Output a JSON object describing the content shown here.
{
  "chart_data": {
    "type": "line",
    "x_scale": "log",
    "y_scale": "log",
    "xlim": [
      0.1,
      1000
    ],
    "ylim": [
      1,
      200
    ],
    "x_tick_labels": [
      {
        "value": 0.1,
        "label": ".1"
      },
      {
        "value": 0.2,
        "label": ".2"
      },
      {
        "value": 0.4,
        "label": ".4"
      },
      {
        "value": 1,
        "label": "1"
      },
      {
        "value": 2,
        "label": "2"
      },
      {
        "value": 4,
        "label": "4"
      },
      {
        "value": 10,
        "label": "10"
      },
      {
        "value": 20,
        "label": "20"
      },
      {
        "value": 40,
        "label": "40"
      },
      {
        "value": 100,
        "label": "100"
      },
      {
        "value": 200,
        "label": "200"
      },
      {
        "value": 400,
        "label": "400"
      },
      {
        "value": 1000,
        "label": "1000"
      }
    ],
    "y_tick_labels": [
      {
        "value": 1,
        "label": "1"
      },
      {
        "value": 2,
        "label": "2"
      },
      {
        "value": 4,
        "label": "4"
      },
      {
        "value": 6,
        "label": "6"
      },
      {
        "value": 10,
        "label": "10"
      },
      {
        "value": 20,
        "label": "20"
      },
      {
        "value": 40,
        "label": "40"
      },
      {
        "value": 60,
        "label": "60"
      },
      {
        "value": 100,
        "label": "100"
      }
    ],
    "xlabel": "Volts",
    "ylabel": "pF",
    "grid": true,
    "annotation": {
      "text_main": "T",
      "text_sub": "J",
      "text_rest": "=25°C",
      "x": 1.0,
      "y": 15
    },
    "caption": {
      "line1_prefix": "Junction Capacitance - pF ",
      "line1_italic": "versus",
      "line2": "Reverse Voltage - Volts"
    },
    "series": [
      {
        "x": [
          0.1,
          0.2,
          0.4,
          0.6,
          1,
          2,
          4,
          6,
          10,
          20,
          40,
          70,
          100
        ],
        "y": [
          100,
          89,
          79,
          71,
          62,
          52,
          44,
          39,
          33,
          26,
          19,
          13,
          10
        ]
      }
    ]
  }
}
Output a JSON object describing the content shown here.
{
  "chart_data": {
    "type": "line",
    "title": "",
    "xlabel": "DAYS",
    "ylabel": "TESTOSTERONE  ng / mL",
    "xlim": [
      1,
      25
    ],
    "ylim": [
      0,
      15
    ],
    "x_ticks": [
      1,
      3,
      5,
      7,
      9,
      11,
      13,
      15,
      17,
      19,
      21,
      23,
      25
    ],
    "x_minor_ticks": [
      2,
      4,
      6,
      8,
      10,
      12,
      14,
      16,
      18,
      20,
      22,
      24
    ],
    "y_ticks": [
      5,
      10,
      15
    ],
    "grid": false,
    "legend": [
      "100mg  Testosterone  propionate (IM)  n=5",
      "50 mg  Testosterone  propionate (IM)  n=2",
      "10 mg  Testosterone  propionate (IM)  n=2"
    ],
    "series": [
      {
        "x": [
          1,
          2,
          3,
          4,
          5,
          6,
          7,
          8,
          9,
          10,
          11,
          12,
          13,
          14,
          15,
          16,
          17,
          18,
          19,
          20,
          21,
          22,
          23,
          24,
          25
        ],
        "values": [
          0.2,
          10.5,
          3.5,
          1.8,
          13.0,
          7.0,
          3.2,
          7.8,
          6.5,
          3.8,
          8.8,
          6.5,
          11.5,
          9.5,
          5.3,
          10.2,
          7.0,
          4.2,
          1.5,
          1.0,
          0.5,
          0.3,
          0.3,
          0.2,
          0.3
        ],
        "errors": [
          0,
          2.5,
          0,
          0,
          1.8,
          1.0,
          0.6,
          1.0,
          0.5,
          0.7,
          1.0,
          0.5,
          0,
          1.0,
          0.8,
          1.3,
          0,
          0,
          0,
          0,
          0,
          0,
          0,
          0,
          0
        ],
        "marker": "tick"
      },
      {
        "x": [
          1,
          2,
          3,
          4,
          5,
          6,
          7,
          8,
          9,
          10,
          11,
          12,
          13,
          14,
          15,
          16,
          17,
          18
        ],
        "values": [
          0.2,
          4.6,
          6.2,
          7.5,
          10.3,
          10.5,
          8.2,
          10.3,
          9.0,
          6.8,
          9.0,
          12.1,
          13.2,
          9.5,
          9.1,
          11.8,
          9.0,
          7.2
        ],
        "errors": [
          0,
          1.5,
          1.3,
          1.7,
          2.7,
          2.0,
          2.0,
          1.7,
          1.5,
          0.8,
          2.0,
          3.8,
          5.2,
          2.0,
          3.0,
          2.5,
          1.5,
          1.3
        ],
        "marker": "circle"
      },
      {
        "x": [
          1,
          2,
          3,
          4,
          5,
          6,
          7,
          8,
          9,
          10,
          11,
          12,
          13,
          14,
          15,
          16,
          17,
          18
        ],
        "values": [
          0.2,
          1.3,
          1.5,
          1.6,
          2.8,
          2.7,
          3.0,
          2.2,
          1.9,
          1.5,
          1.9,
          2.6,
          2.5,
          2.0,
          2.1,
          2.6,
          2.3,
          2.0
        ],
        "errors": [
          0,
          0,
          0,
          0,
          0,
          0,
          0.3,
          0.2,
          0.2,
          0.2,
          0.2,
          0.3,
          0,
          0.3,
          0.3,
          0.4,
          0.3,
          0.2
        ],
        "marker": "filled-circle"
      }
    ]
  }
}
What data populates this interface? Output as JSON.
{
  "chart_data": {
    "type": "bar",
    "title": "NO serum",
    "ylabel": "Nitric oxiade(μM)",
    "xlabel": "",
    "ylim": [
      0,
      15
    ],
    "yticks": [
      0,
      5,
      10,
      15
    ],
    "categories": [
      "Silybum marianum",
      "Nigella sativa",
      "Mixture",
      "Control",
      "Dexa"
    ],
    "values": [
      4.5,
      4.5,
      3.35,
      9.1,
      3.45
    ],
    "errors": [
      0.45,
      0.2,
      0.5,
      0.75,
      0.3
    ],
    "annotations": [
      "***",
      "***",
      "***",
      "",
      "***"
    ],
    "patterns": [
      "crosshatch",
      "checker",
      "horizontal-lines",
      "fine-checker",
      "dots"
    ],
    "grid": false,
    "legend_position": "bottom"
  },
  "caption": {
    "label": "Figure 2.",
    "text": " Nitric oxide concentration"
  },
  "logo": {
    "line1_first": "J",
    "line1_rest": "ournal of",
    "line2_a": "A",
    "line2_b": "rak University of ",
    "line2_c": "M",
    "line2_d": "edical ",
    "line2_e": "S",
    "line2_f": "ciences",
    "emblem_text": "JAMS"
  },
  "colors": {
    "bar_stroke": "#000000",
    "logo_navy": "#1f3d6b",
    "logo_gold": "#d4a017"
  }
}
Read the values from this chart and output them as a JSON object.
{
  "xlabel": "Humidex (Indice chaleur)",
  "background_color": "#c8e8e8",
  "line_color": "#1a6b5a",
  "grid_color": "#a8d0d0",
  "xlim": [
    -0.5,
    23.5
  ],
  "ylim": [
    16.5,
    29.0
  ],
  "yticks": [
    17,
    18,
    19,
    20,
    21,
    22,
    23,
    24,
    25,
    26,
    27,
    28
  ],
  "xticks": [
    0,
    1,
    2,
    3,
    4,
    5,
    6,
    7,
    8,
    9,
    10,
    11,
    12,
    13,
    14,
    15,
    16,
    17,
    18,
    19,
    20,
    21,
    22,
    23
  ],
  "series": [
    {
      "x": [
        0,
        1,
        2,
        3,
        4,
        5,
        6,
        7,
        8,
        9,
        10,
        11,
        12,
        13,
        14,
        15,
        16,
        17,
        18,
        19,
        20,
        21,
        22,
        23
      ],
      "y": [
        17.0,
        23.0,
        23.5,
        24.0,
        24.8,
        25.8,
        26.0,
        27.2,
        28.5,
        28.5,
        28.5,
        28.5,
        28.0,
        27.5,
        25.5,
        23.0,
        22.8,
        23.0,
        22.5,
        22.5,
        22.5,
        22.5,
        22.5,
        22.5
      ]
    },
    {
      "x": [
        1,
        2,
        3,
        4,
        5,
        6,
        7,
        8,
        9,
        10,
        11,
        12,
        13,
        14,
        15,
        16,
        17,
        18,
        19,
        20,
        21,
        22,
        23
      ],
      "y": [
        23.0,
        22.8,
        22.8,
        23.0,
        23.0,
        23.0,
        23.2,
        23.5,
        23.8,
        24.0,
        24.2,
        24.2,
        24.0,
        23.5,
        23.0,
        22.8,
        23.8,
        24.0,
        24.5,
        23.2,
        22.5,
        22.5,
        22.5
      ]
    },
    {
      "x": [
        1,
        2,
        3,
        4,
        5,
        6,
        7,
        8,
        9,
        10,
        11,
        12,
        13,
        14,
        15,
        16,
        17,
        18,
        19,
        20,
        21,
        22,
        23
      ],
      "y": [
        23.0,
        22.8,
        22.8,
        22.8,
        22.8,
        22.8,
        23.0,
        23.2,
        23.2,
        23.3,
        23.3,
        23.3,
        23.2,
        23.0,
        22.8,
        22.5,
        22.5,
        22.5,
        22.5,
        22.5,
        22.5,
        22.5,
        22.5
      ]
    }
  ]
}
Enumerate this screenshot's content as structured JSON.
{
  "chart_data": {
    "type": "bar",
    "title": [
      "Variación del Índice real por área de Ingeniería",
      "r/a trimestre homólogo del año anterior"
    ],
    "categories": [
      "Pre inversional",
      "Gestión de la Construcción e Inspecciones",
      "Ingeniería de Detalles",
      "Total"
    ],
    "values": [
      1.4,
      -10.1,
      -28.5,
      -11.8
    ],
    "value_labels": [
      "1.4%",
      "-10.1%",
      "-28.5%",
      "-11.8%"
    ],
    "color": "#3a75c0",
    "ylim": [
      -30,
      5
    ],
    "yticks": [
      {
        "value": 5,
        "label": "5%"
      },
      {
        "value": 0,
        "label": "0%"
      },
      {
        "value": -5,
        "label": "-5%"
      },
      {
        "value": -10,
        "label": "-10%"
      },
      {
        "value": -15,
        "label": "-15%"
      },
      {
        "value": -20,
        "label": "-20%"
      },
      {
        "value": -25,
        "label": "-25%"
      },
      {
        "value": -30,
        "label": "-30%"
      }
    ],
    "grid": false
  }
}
━━━━━━━━━━━━━━━━━━━━
Report each line in the data that holds the word "Volts".

    "xlabel": "Volts",
      "line2": "Reverse Voltage - Volts"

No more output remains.